Begin
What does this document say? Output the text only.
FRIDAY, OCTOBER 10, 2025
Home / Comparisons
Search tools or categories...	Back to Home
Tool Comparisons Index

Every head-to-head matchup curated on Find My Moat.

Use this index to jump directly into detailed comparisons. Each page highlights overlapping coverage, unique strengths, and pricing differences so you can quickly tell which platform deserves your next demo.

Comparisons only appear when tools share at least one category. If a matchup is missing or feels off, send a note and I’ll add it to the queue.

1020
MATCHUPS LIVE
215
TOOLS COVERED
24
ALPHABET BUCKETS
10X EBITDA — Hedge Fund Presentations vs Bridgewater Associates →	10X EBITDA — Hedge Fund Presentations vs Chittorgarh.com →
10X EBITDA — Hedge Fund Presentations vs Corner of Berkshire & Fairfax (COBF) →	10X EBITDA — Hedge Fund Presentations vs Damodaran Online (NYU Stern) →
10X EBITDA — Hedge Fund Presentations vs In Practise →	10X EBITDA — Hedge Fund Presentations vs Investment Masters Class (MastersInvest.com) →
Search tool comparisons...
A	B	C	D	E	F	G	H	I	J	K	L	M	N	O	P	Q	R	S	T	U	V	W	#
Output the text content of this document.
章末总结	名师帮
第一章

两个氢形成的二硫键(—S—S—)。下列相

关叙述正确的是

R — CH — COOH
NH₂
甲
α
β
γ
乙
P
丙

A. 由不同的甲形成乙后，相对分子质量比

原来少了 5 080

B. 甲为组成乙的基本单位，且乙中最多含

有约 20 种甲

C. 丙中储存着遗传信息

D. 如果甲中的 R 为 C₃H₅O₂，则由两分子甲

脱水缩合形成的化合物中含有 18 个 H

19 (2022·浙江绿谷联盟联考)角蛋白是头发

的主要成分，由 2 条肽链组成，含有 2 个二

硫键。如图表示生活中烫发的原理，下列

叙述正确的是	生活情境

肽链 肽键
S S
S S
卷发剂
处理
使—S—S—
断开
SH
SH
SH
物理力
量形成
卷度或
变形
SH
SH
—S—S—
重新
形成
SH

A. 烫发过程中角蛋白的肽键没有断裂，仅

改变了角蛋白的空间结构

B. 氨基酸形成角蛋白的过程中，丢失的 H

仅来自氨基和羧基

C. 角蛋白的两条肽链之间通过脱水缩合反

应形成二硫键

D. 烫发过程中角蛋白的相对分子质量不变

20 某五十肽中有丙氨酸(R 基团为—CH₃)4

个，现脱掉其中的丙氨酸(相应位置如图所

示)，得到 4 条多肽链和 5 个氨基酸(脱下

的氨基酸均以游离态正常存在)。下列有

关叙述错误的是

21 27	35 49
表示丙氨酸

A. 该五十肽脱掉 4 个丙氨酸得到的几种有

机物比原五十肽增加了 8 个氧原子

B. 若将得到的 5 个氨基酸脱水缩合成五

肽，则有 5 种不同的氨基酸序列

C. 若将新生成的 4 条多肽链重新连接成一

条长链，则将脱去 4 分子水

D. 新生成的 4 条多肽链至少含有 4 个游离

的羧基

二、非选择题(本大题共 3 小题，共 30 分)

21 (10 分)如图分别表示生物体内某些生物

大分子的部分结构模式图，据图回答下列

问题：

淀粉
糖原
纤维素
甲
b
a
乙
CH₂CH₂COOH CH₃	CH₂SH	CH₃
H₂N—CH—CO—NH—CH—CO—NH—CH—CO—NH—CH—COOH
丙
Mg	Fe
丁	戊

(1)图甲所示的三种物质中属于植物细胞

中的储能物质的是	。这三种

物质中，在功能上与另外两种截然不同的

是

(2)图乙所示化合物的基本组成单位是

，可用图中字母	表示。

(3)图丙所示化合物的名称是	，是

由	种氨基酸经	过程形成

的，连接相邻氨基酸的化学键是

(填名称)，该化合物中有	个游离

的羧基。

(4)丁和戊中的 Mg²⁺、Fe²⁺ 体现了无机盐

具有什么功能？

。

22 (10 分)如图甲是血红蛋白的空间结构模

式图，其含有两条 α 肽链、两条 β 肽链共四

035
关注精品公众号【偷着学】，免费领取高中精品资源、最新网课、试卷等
End
THE REQUEST: For the entries above, count the lines that contain the string "text", and state that number without further comment.

THE SOLUTION: 2